# START OF Input
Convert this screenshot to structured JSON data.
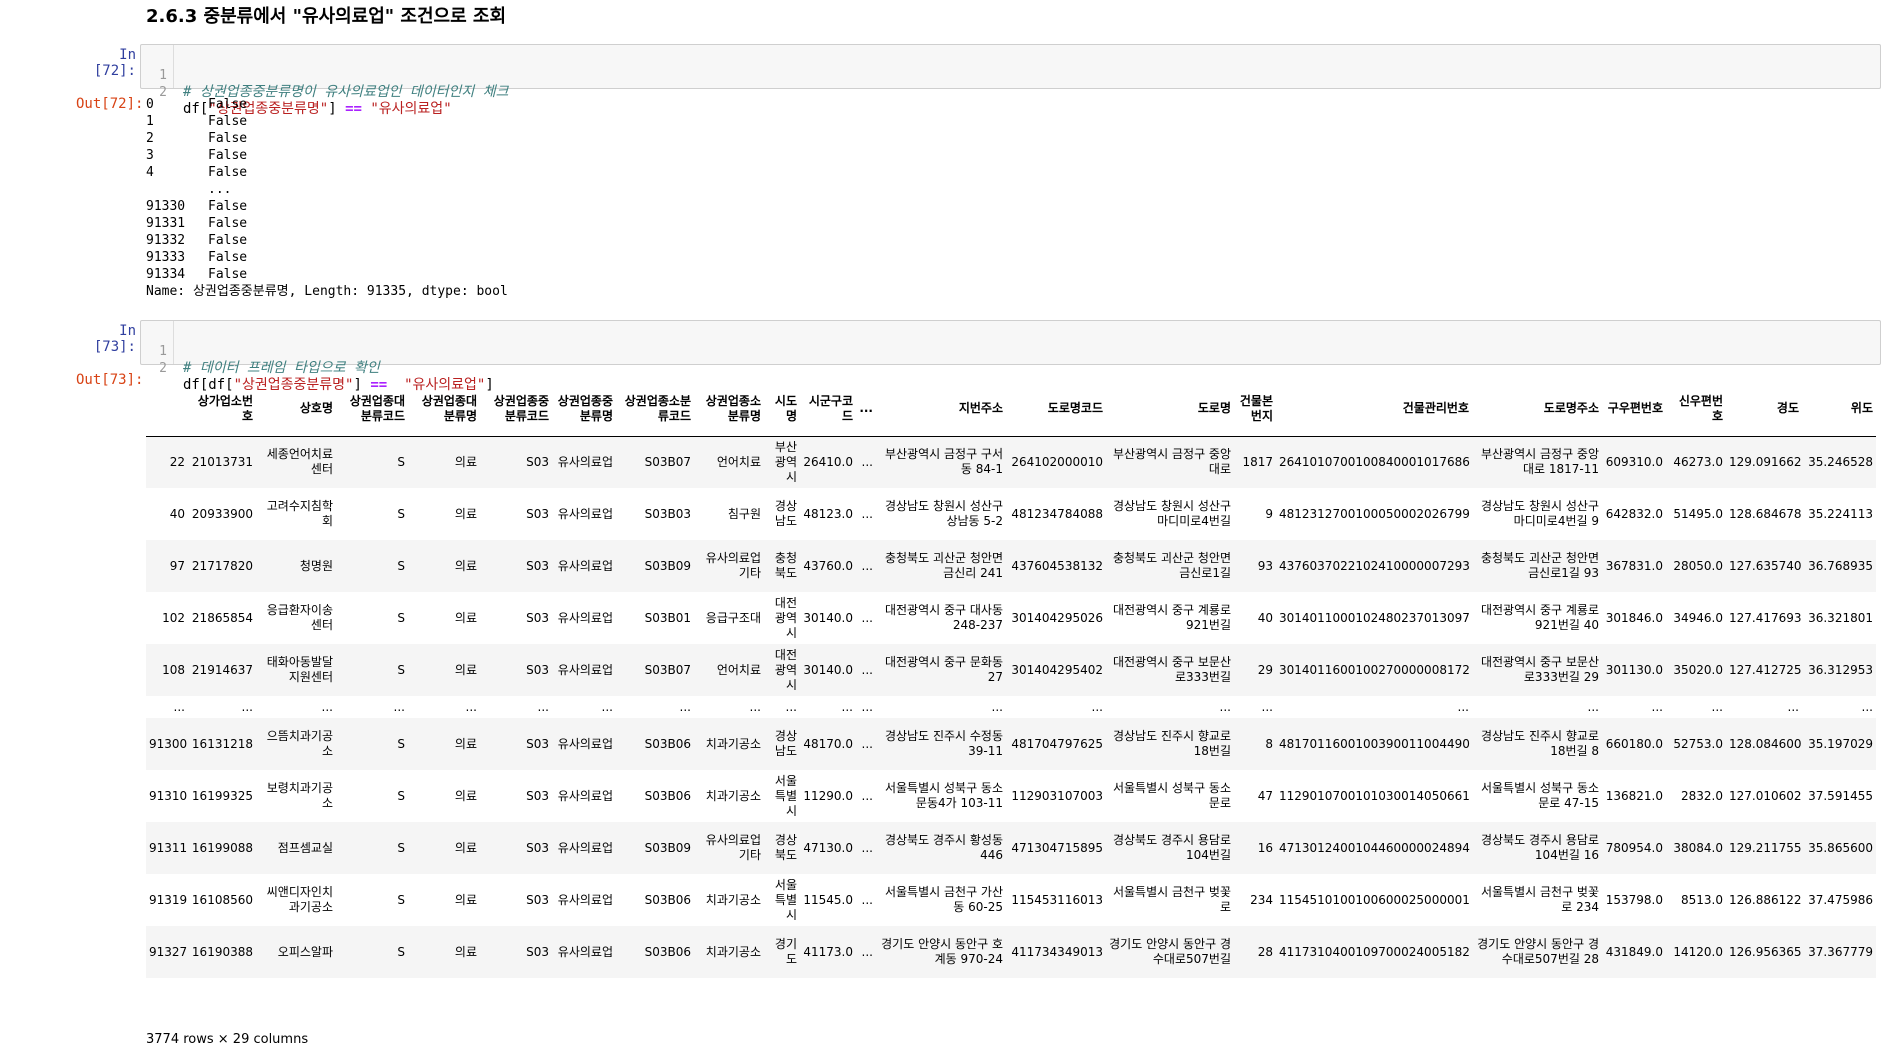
{
  "heading": "2.6.3 중분류에서 \"유사의료업\" 조건으로 조회",
  "cells": {
    "c72": {
      "in_prompt": "In [72]:",
      "out_prompt": "Out[72]:",
      "lines": [
        {
          "no": "1",
          "comment": "# 상권업종중분류명이 유사의료업인 데이터인지 체크"
        },
        {
          "no": "2",
          "a": "df[",
          "s1": "\"상권업종중분류명\"",
          "b": "] ",
          "op": "==",
          "c": " ",
          "s2": "\"유사의료업\""
        }
      ],
      "output": [
        {
          "idx": "0",
          "val": "False"
        },
        {
          "idx": "1",
          "val": "False"
        },
        {
          "idx": "2",
          "val": "False"
        },
        {
          "idx": "3",
          "val": "False"
        },
        {
          "idx": "4",
          "val": "False"
        },
        {
          "idx": "",
          "val": "..."
        },
        {
          "idx": "91330",
          "val": "False"
        },
        {
          "idx": "91331",
          "val": "False"
        },
        {
          "idx": "91332",
          "val": "False"
        },
        {
          "idx": "91333",
          "val": "False"
        },
        {
          "idx": "91334",
          "val": "False"
        }
      ],
      "name_line": "Name: 상권업종중분류명, Length: 91335, dtype: bool"
    },
    "c73": {
      "in_prompt": "In [73]:",
      "out_prompt": "Out[73]:",
      "lines": [
        {
          "no": "1",
          "comment": "# 데이터 프레임 타입으로 확인"
        },
        {
          "no": "2",
          "a": "df[df[",
          "s1": "\"상권업종중분류명\"",
          "b": "] ",
          "op": "==",
          "c": "  ",
          "s2": "\"유사의료업\"",
          "d": "]"
        }
      ]
    }
  },
  "dataframe": {
    "columns": [
      "",
      "상가업소번호",
      "상호명",
      "상권업종대분류코드",
      "상권업종대분류명",
      "상권업종중분류코드",
      "상권업종중분류명",
      "상권업종소분류코드",
      "상권업종소분류명",
      "시도명",
      "시군구코드",
      "...",
      "지번주소",
      "도로명코드",
      "도로명",
      "건물본번지",
      "건물관리번호",
      "도로명주소",
      "구우편번호",
      "신우편번호",
      "경도",
      "위도"
    ],
    "rows": [
      [
        "22",
        "21013731",
        "세종언어치료센터",
        "S",
        "의료",
        "S03",
        "유사의료업",
        "S03B07",
        "언어치료",
        "부산광역시",
        "26410.0",
        "...",
        "부산광역시 금정구 구서동 84-1",
        "264102000010",
        "부산광역시 금정구 중앙대로",
        "1817",
        "2641010700100840001017686",
        "부산광역시 금정구 중앙대로 1817-11",
        "609310.0",
        "46273.0",
        "129.091662",
        "35.246528"
      ],
      [
        "40",
        "20933900",
        "고려수지침학회",
        "S",
        "의료",
        "S03",
        "유사의료업",
        "S03B03",
        "침구원",
        "경상남도",
        "48123.0",
        "...",
        "경상남도 창원시 성산구 상남동 5-2",
        "481234784088",
        "경상남도 창원시 성산구 마디미로4번길",
        "9",
        "4812312700100050002026799",
        "경상남도 창원시 성산구 마디미로4번길 9",
        "642832.0",
        "51495.0",
        "128.684678",
        "35.224113"
      ],
      [
        "97",
        "21717820",
        "청명원",
        "S",
        "의료",
        "S03",
        "유사의료업",
        "S03B09",
        "유사의료업기타",
        "충청북도",
        "43760.0",
        "...",
        "충청북도 괴산군 청안면 금신리 241",
        "437604538132",
        "충청북도 괴산군 청안면 금신로1길",
        "93",
        "4376037022102410000007293",
        "충청북도 괴산군 청안면 금신로1길 93",
        "367831.0",
        "28050.0",
        "127.635740",
        "36.768935"
      ],
      [
        "102",
        "21865854",
        "응급환자이송센터",
        "S",
        "의료",
        "S03",
        "유사의료업",
        "S03B01",
        "응급구조대",
        "대전광역시",
        "30140.0",
        "...",
        "대전광역시 중구 대사동 248-237",
        "301404295026",
        "대전광역시 중구 계룡로921번길",
        "40",
        "3014011000102480237013097",
        "대전광역시 중구 계룡로921번길 40",
        "301846.0",
        "34946.0",
        "127.417693",
        "36.321801"
      ],
      [
        "108",
        "21914637",
        "태화아동발달지원센터",
        "S",
        "의료",
        "S03",
        "유사의료업",
        "S03B07",
        "언어치료",
        "대전광역시",
        "30140.0",
        "...",
        "대전광역시 중구 문화동 27",
        "301404295402",
        "대전광역시 중구 보문산로333번길",
        "29",
        "3014011600100270000008172",
        "대전광역시 중구 보문산로333번길 29",
        "301130.0",
        "35020.0",
        "127.412725",
        "36.312953"
      ],
      [
        "...",
        "...",
        "...",
        "...",
        "...",
        "...",
        "...",
        "...",
        "...",
        "...",
        "...",
        "...",
        "...",
        "...",
        "...",
        "...",
        "...",
        "...",
        "...",
        "...",
        "...",
        "..."
      ],
      [
        "91300",
        "16131218",
        "으뜸치과기공소",
        "S",
        "의료",
        "S03",
        "유사의료업",
        "S03B06",
        "치과기공소",
        "경상남도",
        "48170.0",
        "...",
        "경상남도 진주시 수정동 39-11",
        "481704797625",
        "경상남도 진주시 향교로18번길",
        "8",
        "4817011600100390011004490",
        "경상남도 진주시 향교로18번길 8",
        "660180.0",
        "52753.0",
        "128.084600",
        "35.197029"
      ],
      [
        "91310",
        "16199325",
        "보령치과기공소",
        "S",
        "의료",
        "S03",
        "유사의료업",
        "S03B06",
        "치과기공소",
        "서울특별시",
        "11290.0",
        "...",
        "서울특별시 성북구 동소문동4가 103-11",
        "112903107003",
        "서울특별시 성북구 동소문로",
        "47",
        "1129010700101030014050661",
        "서울특별시 성북구 동소문로 47-15",
        "136821.0",
        "2832.0",
        "127.010602",
        "37.591455"
      ],
      [
        "91311",
        "16199088",
        "점프셈교실",
        "S",
        "의료",
        "S03",
        "유사의료업",
        "S03B09",
        "유사의료업기타",
        "경상북도",
        "47130.0",
        "...",
        "경상북도 경주시 황성동 446",
        "471304715895",
        "경상북도 경주시 용담로104번길",
        "16",
        "4713012400104460000024894",
        "경상북도 경주시 용담로104번길 16",
        "780954.0",
        "38084.0",
        "129.211755",
        "35.865600"
      ],
      [
        "91319",
        "16108560",
        "씨앤디자인치과기공소",
        "S",
        "의료",
        "S03",
        "유사의료업",
        "S03B06",
        "치과기공소",
        "서울특별시",
        "11545.0",
        "...",
        "서울특별시 금천구 가산동 60-25",
        "115453116013",
        "서울특별시 금천구 벚꽃로",
        "234",
        "1154510100100600025000001",
        "서울특별시 금천구 벚꽃로 234",
        "153798.0",
        "8513.0",
        "126.886122",
        "37.475986"
      ],
      [
        "91327",
        "16190388",
        "오피스알파",
        "S",
        "의료",
        "S03",
        "유사의료업",
        "S03B06",
        "치과기공소",
        "경기도",
        "41173.0",
        "...",
        "경기도 안양시 동안구 호계동 970-24",
        "411734349013",
        "경기도 안양시 동안구 경수대로507번길",
        "28",
        "4117310400109700024005182",
        "경기도 안양시 동안구 경수대로507번길 28",
        "431849.0",
        "14120.0",
        "126.956365",
        "37.367779"
      ]
    ],
    "shape_text": "3774 rows × 29 columns"
  },
  "colors": {
    "in_prompt": "#303f9f",
    "out_prompt": "#d84315",
    "code_bg": "#f7f7f7",
    "comment": "#408080",
    "string": "#ba2121",
    "operator": "#aa22ff"
  }
}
# END OF Input
Out of the material above, gather each line where "서울특별시" appears.

        "서울특별시",
        "서울특별시 성북구 동소문동4가 103-11",
        "서울특별시 성북구 동소문로",
        "서울특별시 성북구 동소문로 47-15",
        "서울특별시",
        "서울특별시 금천구 가산동 60-25",
        "서울특별시 금천구 벚꽃로",
        "서울특별시 금천구 벚꽃로 234",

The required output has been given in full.